Gather all lines with the word "products" in them.

Extracted records
+ + + + + + +
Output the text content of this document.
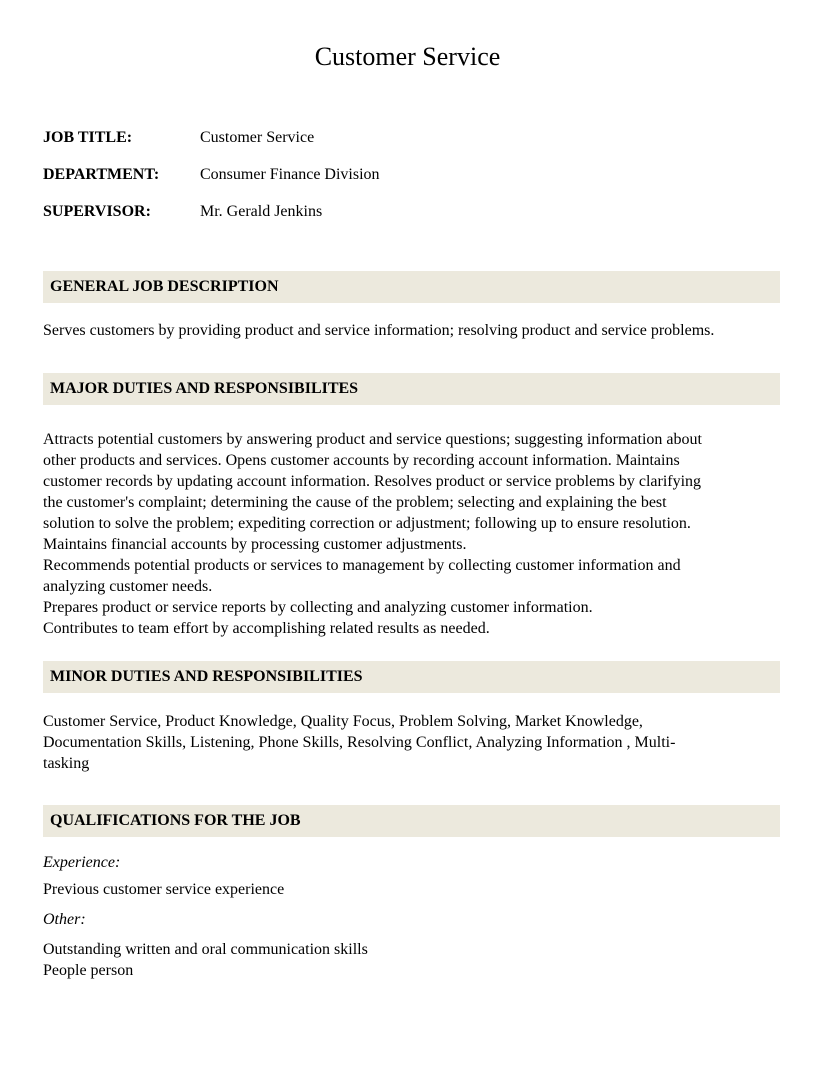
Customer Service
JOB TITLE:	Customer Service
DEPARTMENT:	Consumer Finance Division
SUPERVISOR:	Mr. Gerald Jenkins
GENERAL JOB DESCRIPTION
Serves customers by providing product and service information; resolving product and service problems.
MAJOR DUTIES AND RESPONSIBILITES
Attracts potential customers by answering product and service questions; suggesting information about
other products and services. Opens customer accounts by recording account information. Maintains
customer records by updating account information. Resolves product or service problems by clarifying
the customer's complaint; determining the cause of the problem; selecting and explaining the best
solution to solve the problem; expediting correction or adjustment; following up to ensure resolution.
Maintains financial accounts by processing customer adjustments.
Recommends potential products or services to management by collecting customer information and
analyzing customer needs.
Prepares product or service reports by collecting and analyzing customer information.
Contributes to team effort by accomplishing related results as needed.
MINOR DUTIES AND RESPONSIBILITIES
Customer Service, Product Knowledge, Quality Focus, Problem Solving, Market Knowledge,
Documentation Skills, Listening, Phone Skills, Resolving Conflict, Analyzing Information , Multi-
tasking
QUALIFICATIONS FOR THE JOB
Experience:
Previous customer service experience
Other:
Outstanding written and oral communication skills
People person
+ + + + + + +
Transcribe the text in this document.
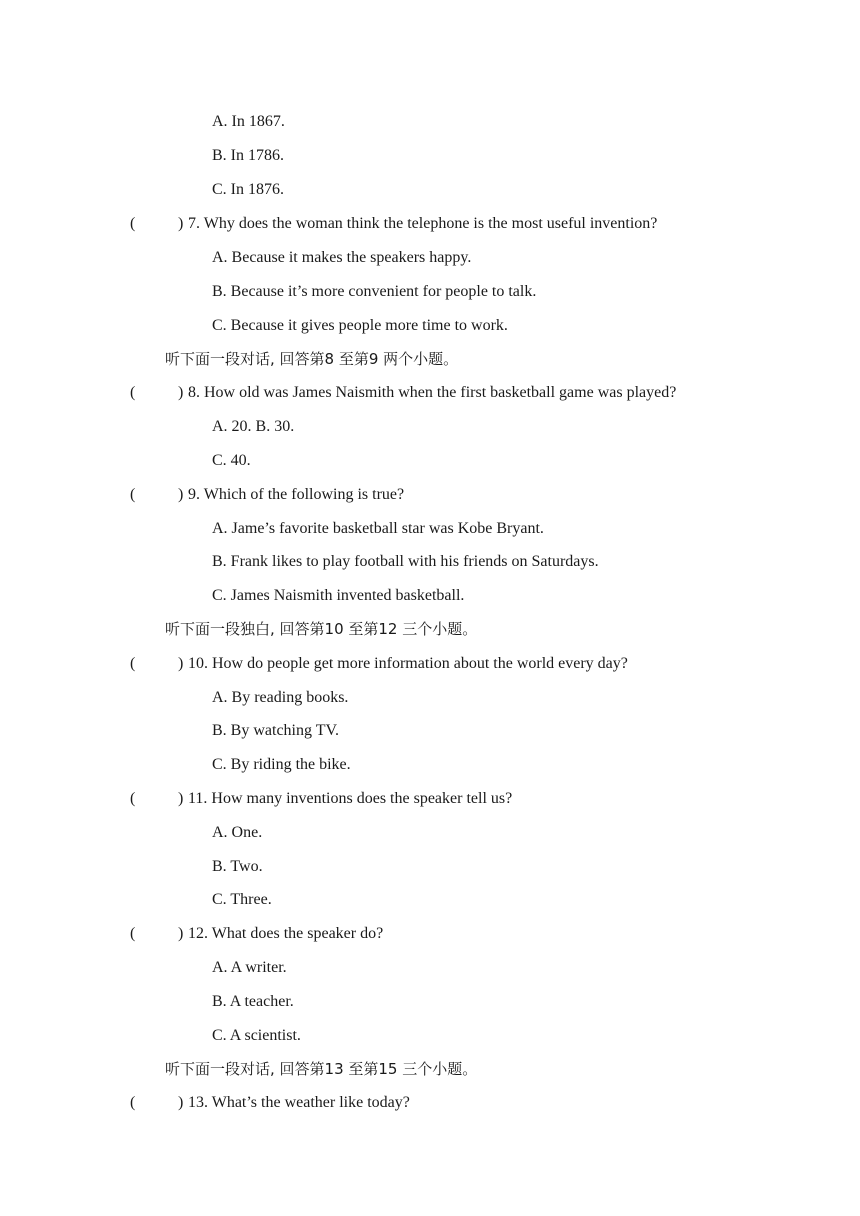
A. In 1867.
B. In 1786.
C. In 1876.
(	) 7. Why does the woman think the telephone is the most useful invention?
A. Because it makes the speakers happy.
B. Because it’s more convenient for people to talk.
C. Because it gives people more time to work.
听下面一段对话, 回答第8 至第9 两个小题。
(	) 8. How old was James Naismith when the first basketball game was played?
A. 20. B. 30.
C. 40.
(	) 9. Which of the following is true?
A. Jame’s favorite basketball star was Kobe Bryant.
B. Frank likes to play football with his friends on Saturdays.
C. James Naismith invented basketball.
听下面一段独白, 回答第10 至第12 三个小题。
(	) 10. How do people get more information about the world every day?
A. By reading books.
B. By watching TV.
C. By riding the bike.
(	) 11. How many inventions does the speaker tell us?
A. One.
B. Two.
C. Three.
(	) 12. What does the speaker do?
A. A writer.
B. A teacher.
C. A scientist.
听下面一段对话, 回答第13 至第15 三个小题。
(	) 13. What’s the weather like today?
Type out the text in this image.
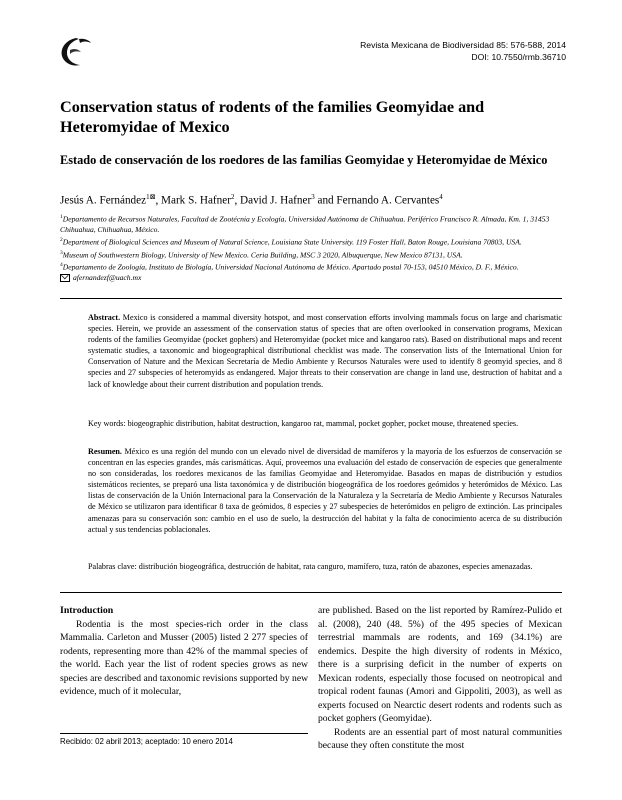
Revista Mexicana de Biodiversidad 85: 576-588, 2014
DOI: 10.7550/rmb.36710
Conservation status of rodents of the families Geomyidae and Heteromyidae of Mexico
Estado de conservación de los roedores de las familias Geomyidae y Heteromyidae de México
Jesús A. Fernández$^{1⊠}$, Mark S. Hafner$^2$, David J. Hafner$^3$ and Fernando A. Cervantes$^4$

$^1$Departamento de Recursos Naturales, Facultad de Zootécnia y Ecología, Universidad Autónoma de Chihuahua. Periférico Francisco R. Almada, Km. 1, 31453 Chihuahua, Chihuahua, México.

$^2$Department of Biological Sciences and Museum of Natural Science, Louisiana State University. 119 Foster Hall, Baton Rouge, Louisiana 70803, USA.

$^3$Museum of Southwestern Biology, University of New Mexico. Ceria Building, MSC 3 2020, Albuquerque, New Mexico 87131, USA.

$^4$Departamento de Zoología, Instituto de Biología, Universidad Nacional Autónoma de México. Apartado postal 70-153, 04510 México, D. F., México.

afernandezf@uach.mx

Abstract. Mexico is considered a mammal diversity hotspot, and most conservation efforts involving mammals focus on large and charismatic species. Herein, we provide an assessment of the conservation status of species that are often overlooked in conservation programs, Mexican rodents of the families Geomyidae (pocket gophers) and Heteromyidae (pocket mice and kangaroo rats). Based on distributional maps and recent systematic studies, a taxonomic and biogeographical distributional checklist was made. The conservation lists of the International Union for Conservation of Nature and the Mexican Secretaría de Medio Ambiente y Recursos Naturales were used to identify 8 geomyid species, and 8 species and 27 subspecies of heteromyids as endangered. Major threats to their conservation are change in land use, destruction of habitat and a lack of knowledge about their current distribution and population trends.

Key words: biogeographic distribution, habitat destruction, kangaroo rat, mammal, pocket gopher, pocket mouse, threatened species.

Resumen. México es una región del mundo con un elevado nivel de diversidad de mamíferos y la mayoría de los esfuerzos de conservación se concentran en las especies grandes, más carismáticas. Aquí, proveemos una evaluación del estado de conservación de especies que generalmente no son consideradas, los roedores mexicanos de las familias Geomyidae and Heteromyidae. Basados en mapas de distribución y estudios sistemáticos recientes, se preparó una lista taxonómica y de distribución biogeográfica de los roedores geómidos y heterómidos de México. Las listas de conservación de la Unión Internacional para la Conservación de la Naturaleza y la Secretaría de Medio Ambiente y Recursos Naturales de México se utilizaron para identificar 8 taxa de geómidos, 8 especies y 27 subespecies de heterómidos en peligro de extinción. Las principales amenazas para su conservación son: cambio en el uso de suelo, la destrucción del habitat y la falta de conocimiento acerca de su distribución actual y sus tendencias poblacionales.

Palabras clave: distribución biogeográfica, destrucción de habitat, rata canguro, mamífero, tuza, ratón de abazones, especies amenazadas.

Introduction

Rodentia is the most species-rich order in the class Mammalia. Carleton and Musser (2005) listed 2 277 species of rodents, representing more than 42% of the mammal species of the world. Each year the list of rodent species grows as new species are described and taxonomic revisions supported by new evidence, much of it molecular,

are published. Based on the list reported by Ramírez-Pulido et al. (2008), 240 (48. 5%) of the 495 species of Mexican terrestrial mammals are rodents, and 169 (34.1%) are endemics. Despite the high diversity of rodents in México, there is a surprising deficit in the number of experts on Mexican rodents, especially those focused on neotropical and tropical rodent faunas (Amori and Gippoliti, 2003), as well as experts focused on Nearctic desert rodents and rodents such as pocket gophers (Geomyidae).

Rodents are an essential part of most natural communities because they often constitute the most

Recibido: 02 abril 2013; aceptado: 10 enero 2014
+ + + + + + +
• [Response to this exercise]:
other products and services. Opens customer accounts by recording account information. Maintains
Recommends potential products or services to management by collecting customer information and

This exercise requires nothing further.